§ **EXERCISE AIM**:
Identify each line in the records below that contains the word "Dieu", and copy it.

§ **EXTRACTED MATERIAL**:
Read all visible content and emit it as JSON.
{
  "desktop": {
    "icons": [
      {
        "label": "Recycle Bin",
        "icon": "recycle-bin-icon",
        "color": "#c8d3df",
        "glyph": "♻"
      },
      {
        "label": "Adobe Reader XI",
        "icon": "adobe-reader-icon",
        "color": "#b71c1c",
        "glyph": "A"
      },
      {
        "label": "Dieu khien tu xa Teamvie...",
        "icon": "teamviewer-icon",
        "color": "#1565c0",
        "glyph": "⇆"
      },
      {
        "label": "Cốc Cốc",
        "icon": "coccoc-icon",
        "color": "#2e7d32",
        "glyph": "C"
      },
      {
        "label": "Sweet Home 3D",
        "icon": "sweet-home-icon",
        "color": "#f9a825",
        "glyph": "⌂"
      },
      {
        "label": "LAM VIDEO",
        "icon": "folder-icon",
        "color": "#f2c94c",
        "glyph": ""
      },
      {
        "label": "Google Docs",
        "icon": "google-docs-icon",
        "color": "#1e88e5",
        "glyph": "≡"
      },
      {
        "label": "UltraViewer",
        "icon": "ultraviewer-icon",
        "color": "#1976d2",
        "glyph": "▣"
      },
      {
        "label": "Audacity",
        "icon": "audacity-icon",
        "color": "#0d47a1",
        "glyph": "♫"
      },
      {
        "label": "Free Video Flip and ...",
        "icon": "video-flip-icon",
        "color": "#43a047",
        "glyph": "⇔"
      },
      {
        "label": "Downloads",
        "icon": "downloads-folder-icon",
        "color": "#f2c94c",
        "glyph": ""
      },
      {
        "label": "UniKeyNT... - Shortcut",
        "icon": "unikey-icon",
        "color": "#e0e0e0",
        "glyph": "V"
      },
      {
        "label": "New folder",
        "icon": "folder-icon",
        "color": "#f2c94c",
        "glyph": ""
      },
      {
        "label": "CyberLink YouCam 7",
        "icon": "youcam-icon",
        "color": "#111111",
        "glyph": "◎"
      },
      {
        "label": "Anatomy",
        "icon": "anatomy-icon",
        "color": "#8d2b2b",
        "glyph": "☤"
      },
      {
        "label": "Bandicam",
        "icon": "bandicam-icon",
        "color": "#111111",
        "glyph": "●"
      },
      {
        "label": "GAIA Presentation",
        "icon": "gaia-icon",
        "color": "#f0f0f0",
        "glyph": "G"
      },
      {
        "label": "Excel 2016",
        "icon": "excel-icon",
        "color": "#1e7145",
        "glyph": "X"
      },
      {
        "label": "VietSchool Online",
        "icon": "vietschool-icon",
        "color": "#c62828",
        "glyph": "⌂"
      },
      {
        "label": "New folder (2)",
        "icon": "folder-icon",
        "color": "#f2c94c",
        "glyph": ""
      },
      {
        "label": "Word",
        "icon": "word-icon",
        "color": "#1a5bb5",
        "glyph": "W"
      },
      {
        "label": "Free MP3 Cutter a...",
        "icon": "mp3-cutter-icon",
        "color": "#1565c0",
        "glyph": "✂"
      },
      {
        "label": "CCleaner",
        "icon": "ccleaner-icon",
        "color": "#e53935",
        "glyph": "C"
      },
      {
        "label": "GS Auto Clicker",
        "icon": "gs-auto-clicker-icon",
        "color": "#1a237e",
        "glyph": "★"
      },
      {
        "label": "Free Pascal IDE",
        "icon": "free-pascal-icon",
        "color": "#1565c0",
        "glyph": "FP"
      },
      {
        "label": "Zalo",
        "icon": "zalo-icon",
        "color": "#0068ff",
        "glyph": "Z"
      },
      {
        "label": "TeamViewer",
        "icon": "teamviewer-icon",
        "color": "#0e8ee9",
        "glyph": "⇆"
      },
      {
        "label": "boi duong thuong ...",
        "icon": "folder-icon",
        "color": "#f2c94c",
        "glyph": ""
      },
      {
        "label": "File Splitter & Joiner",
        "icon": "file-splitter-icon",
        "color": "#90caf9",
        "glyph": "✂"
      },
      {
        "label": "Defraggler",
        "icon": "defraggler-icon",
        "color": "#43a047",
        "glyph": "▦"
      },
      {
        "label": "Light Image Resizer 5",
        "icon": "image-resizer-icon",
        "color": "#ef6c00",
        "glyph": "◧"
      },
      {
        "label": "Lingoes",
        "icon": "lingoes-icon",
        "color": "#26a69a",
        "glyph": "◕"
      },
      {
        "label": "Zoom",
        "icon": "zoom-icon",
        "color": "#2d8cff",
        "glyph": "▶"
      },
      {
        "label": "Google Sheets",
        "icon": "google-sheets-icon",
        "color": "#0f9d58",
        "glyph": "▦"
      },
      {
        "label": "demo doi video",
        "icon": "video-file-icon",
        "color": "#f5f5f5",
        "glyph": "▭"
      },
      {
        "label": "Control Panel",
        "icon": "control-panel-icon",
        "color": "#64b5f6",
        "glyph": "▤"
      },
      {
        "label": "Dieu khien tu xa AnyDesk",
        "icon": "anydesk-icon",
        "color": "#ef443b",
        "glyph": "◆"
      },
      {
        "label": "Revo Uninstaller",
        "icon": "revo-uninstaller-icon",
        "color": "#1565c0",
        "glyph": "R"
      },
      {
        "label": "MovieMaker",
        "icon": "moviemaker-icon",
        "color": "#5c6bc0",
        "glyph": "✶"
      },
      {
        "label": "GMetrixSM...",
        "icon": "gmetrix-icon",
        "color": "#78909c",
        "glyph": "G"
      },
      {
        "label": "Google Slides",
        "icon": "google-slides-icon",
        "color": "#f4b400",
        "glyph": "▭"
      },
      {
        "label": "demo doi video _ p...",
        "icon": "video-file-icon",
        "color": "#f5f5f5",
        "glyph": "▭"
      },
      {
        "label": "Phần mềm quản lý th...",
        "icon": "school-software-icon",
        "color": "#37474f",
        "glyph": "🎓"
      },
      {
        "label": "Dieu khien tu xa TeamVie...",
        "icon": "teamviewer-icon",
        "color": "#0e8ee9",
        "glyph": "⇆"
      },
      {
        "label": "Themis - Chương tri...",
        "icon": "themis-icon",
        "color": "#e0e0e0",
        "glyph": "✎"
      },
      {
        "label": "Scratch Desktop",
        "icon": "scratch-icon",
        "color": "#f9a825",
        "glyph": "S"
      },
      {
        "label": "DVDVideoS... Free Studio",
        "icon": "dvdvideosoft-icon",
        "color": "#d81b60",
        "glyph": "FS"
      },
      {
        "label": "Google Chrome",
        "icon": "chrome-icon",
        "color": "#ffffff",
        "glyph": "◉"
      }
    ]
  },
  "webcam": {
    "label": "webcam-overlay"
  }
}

§ **THE OUTPUT**:
        "label": "Dieu khien tu xa Teamvie...",
        "label": "Dieu khien tu xa AnyDesk",
        "label": "Dieu khien tu xa TeamVie...",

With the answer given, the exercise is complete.